• _Exercise objective_
Quote every one of the rows below word for word, keeping each line unchanged.

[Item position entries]
▼

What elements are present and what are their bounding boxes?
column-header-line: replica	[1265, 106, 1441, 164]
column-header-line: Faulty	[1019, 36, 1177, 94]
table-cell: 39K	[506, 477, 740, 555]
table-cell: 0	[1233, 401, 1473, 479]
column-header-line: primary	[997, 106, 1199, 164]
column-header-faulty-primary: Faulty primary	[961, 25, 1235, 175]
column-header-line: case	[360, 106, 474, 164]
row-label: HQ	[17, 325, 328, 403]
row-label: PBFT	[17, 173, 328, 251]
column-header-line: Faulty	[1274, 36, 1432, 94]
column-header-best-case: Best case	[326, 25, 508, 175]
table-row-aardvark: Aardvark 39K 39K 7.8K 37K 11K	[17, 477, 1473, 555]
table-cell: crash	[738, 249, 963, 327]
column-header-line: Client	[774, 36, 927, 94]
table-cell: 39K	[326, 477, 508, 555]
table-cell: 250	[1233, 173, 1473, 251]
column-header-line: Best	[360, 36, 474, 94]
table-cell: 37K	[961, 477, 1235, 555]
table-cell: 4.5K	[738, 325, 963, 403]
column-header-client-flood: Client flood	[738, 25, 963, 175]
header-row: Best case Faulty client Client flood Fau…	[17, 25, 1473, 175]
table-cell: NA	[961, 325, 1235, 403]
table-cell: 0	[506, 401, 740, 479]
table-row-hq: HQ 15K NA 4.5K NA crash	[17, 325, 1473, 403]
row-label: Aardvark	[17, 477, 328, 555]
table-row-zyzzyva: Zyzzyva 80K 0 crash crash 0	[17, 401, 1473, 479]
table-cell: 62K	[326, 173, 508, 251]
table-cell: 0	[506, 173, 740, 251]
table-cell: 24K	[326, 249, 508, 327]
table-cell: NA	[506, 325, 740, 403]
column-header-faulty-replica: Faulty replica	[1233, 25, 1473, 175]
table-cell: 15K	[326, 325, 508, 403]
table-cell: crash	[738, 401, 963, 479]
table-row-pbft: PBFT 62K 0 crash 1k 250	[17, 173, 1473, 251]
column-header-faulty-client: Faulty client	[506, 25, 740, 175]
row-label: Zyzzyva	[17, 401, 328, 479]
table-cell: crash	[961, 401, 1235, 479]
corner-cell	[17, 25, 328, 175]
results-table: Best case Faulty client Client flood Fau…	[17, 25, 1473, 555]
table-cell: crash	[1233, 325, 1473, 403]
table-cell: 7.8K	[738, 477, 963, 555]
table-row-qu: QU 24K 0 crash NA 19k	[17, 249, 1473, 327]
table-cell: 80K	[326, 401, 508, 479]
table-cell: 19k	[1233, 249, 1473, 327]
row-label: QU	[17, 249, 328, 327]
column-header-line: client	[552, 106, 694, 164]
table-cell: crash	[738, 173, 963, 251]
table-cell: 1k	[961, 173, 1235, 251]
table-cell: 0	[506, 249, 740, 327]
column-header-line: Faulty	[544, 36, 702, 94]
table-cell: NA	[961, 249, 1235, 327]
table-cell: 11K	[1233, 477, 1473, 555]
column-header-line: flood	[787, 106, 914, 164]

▲

• _Answer to the exercise_
What elements are present and what are their bounding boxes?
column-header-line: replica	[1265, 106, 1441, 164]
column-header-line: Faulty	[1019, 36, 1177, 94]
table-cell: 39K	[506, 477, 740, 555]
table-cell: 0	[1233, 401, 1473, 479]
column-header-line: primary	[997, 106, 1199, 164]
column-header-faulty-primary: Faulty primary	[961, 25, 1235, 175]
column-header-line: case	[360, 106, 474, 164]
row-label: HQ	[17, 325, 328, 403]
row-label: PBFT	[17, 173, 328, 251]
column-header-line: Faulty	[1274, 36, 1432, 94]
column-header-best-case: Best case	[326, 25, 508, 175]
table-row-aardvark: Aardvark 39K 39K 7.8K 37K 11K	[17, 477, 1473, 555]
table-cell: crash	[738, 249, 963, 327]
column-header-line: Client	[774, 36, 927, 94]
table-cell: 39K	[326, 477, 508, 555]
table-cell: 250	[1233, 173, 1473, 251]
column-header-line: Best	[360, 36, 474, 94]
table-cell: 37K	[961, 477, 1235, 555]
table-cell: 4.5K	[738, 325, 963, 403]
column-header-client-flood: Client flood	[738, 25, 963, 175]
header-row: Best case Faulty client Client flood Fau…	[17, 25, 1473, 175]
table-cell: NA	[961, 325, 1235, 403]
table-cell: 0	[506, 401, 740, 479]
table-row-hq: HQ 15K NA 4.5K NA crash	[17, 325, 1473, 403]
row-label: Aardvark	[17, 477, 328, 555]
table-row-zyzzyva: Zyzzyva 80K 0 crash crash 0	[17, 401, 1473, 479]
table-cell: 62K	[326, 173, 508, 251]
table-cell: 0	[506, 173, 740, 251]
table-cell: 24K	[326, 249, 508, 327]
table-cell: NA	[506, 325, 740, 403]
column-header-faulty-replica: Faulty replica	[1233, 25, 1473, 175]
table-cell: 15K	[326, 325, 508, 403]
table-cell: crash	[738, 401, 963, 479]
table-row-pbft: PBFT 62K 0 crash 1k 250	[17, 173, 1473, 251]
column-header-faulty-client: Faulty client	[506, 25, 740, 175]
row-label: Zyzzyva	[17, 401, 328, 479]
table-cell: crash	[961, 401, 1235, 479]
corner-cell	[17, 25, 328, 175]
results-table: Best case Faulty client Client flood Fau…	[17, 25, 1473, 555]
table-cell: crash	[1233, 325, 1473, 403]
table-cell: 7.8K	[738, 477, 963, 555]
table-row-qu: QU 24K 0 crash NA 19k	[17, 249, 1473, 327]
table-cell: 80K	[326, 401, 508, 479]
table-cell: 19k	[1233, 249, 1473, 327]
row-label: QU	[17, 249, 328, 327]
column-header-line: client	[552, 106, 694, 164]
table-cell: crash	[738, 173, 963, 251]
table-cell: 1k	[961, 173, 1235, 251]
table-cell: 0	[506, 249, 740, 327]
column-header-line: Faulty	[544, 36, 702, 94]
table-cell: NA	[961, 249, 1235, 327]
table-cell: 11K	[1233, 477, 1473, 555]
column-header-line: flood	[787, 106, 914, 164]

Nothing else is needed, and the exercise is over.